==== Trecho do texto ====
Lentidão da Justiça acaba se todos decidirem trabalhar

por Raul Haidar

O Supremo Tribunal Federal mandou fazer uma pesquisa para, segundo palavras atribuídas ao seu presidente, “saber exatamente onde falta estrutura e onde falta gestão”. O resultado, divulgado recentemente, aponta que São Paulo, logo abaixo do Ceará, é o segundo estado de pior “taxa de congestionamento”, índice inventado pelos pesquisadores para medir o mau funcionamento da Justiça.

Poucos meses antes, o Superior Tribunal de Justiça também promoveu pesquisa, cujo resultado mais comentado foi apurar que a opinião pública entende que a tartaruga seja o animal símbolo do nosso Poder Judiciário.

Em ambos os casos os respectivos presidentes tiveram muito destaque na mídia. Aliás, o presidente do STF vem sendo apontado como provável candidato a um cargo eletivo, talvez a vice-presidente da República. Nenhum dos dois, saliente-se, chegou aos cargos que ocupam através de concurso público, mas vieram por outros critérios, que alguns cidadãos consideram bastante discutíveis.

Enquanto uma associação de juízes quer aumentar as férias de seus associados e ainda obter maiores regalias para eles; enquanto muitos acusam os advogados de fazer recursos em demasia; enquanto até mesmo um presidente de uma seccional da OAB chegou a sugerir que a solução seriam os tais “meios alternativos de solução de conflitos”; todos parecem esquecer-se de que não se conserta este país mudando as leis, e menos ainda fazendo pesquisas para descobrir o que todos já estamos carecas de saber.

Uma das “brilhantes” conclusões desses estudos diz que o grande problema da demora na solução dos processos está na primeira instância, onde faltam recursos humanos e materiais.

Pois bem: aqui no meu pequeno escritório fui obrigado a fazer no mês passado uma petição para apresentar contra-razões em apelação apresentada pela União face a uma sentença dada num mandado de segurança contra a falecida Sunab (lembram-se dela?). O caso era muito simples e relacionava-se com multa imposta em 1986 (há 19 anos atrás!!!) baseada numa portaria.
==== Registros extraídos ====
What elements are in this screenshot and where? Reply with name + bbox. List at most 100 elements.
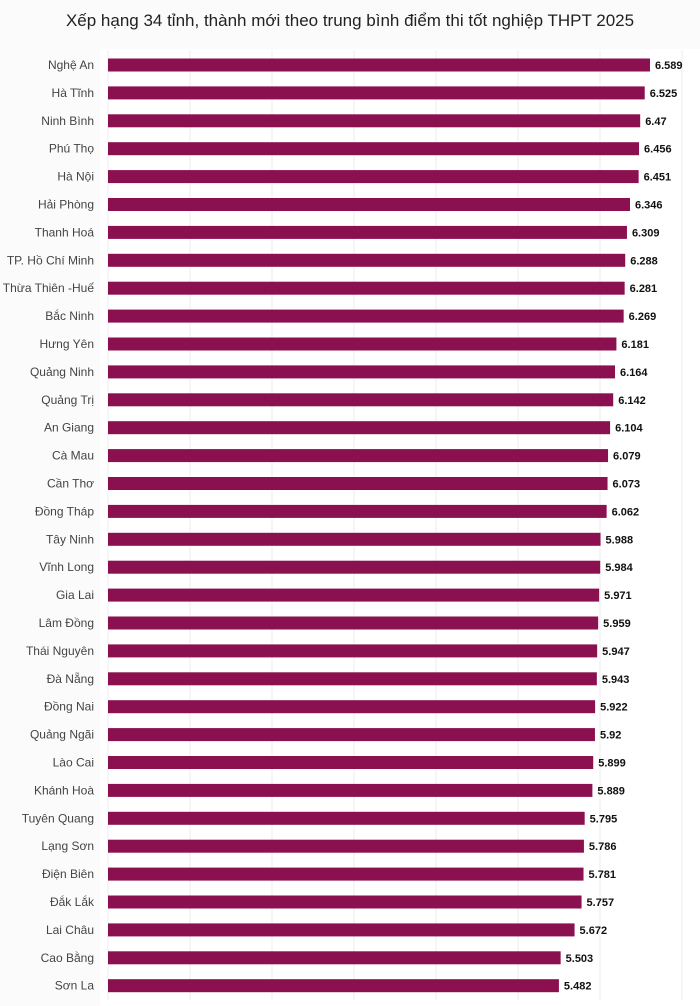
bar <box>108 644 598 658</box>
category-label: Tây Ninh <box>46 532 94 546</box>
category-label: Hưng Yên <box>39 337 94 351</box>
bar <box>108 421 611 435</box>
bar <box>108 756 594 769</box>
value-label: 6.073 <box>613 479 641 491</box>
value-label: 5.943 <box>602 674 630 686</box>
category-label: Quảng Trị <box>41 393 94 407</box>
value-label: 5.947 <box>602 646 630 658</box>
bar <box>108 504 607 518</box>
value-label: 6.525 <box>650 88 678 100</box>
category-label: Hà Tĩnh <box>52 86 94 100</box>
bar <box>108 783 593 797</box>
category-label: Ninh Bình <box>41 114 94 128</box>
value-label: 5.988 <box>606 534 634 546</box>
bar <box>108 700 596 714</box>
bar <box>108 198 630 211</box>
category-label: Gia Lai <box>56 588 94 602</box>
value-label: 5.795 <box>590 813 618 825</box>
bar <box>108 142 640 156</box>
value-label: 6.181 <box>621 339 649 351</box>
category-label: TP. Hồ Chí Minh <box>7 253 94 267</box>
category-label: Đắk Lắk <box>50 894 95 909</box>
bar <box>108 951 561 965</box>
value-label: 5.971 <box>604 590 632 602</box>
bar <box>108 588 600 602</box>
category-label: Quảng Ninh <box>30 365 94 379</box>
category-label: Điện Biên <box>42 867 94 881</box>
category-label: Sơn La <box>55 979 95 993</box>
value-label: 5.889 <box>597 785 625 797</box>
bar <box>108 309 624 323</box>
value-label: 6.079 <box>613 451 641 463</box>
value-label: 5.482 <box>564 981 592 993</box>
value-label: 5.503 <box>566 953 594 965</box>
bar <box>108 867 584 881</box>
bar <box>108 923 575 937</box>
category-label: Thừa Thiên -Huế <box>3 281 95 295</box>
bar <box>108 114 641 128</box>
bar <box>108 616 599 630</box>
category-label: Cao Bằng <box>41 950 94 965</box>
value-label: 6.451 <box>644 172 672 184</box>
bar <box>108 839 584 853</box>
category-label: Khánh Hoà <box>34 783 94 797</box>
bar <box>108 86 645 100</box>
category-label: Tuyên Quang <box>22 811 94 825</box>
bar <box>108 811 585 825</box>
category-label: Cần Thơ <box>47 477 94 491</box>
category-label: Hà Nội <box>57 170 94 184</box>
value-label: 5.672 <box>580 925 608 937</box>
bar <box>108 170 639 184</box>
bar <box>108 477 608 490</box>
chart-title: Xếp hạng 34 tỉnh, thành mới theo trung b… <box>65 11 635 30</box>
category-label: Cà Mau <box>52 449 94 463</box>
category-label: Lâm Đồng <box>39 616 94 630</box>
category-label: Vĩnh Long <box>39 560 94 574</box>
value-label: 5.984 <box>605 562 633 574</box>
bar <box>108 225 627 239</box>
category-label: Lạng Sơn <box>41 839 94 853</box>
bar <box>108 672 597 686</box>
category-label: Bắc Ninh <box>45 308 94 323</box>
bar <box>108 281 625 295</box>
value-label: 6.104 <box>615 423 643 435</box>
bar <box>108 728 595 742</box>
value-label: 6.456 <box>644 144 672 156</box>
category-label: Nghệ An <box>48 58 94 72</box>
value-label: 6.142 <box>618 395 646 407</box>
category-label: Đồng Tháp <box>35 504 94 518</box>
bar <box>108 560 601 574</box>
category-label: Quảng Ngãi <box>30 728 94 742</box>
bar <box>108 365 616 379</box>
category-label: Hải Phòng <box>38 198 94 212</box>
value-label: 6.589 <box>655 60 683 72</box>
value-label: 6.346 <box>635 200 663 212</box>
value-label: 5.959 <box>603 618 631 630</box>
bar <box>108 449 609 463</box>
bar <box>108 58 650 72</box>
value-label: 6.309 <box>632 227 660 239</box>
category-label: Lai Châu <box>46 923 94 937</box>
category-label: Phú Thọ <box>49 142 94 156</box>
category-label: Đà Nẵng <box>47 671 94 686</box>
bar <box>108 979 559 993</box>
value-label: 6.288 <box>630 255 658 267</box>
bar <box>108 532 601 546</box>
value-label: 6.062 <box>612 506 640 518</box>
category-label: Lào Cai <box>53 756 94 770</box>
value-label: 5.781 <box>589 869 617 881</box>
value-label: 6.47 <box>645 116 666 128</box>
bar <box>108 393 614 407</box>
value-label: 5.786 <box>589 841 617 853</box>
value-label: 5.757 <box>587 897 615 909</box>
category-label: Thái Nguyên <box>26 644 94 658</box>
category-label: An Giang <box>44 421 94 435</box>
bar <box>108 337 617 351</box>
bar <box>108 253 626 267</box>
value-label: 5.92 <box>600 730 621 742</box>
bar <box>108 895 582 909</box>
value-label: 5.922 <box>600 702 628 714</box>
category-label: Đồng Nai <box>44 700 94 714</box>
value-label: 6.269 <box>629 311 657 323</box>
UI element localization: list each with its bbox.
====
◆ Tarefa 1
Por favor, liste todas as situações que o texto sobre a lentidão da Justiça introduz com a palavra "enquanto".
◆ Tarefa 2
Prossiga com o texto sobre a lentidão da Justiça a partir da última frase apresentada.
Os registros não são necessários aqui.

◆ Resultado 1
- Uma associação de juízes quer aumentar as férias de seus associados e obter maiores regalias para eles.
- Muitos acusam os advogados de fazer recursos em demasia.
- Um presidente de uma seccional da OAB chegou a sugerir como solução os "meios alternativos de solução de conflitos".

◆ Resultado 2
Concedida liminar no século passado, os autos ficaram nada menos que 18 (sic) anos aguardando sentença! E provavelmente a apelação feita pelo procurador da Fazenda Nacional, para quem uma portaria vale mais que a Constituição, vai aguardar mais uns 10 anos para ser julgada. Como a história parece incrível, dou o número do processo (em São Paulo) para quem quiser conferir: 00.0941396-0.

Pergunta indiscreta: se o impetrante não fez nenhum recurso, “protelatório” ou não, durante esses quase 20 anos, porque o julgamento demorou tanto? Será por acaso resultado da intensa participação dos magistrados em cursos, seminários, palestras, congressos, simpósios, conferências, solenidades, enterro de papas, etc.? Ou será por falta de atuação de uma corregedoria que consiga cobrar de juízes e funcionários o cumprimento de prazos que nós, advogados, se não cumprirmos estamos “ferrados”?

Portanto, na primeira instância, se a coisa funciona mal não é por culpa de excesso de recursos, mas por falta de trabalho ou por falta de alguém fiscalizar o trabalho!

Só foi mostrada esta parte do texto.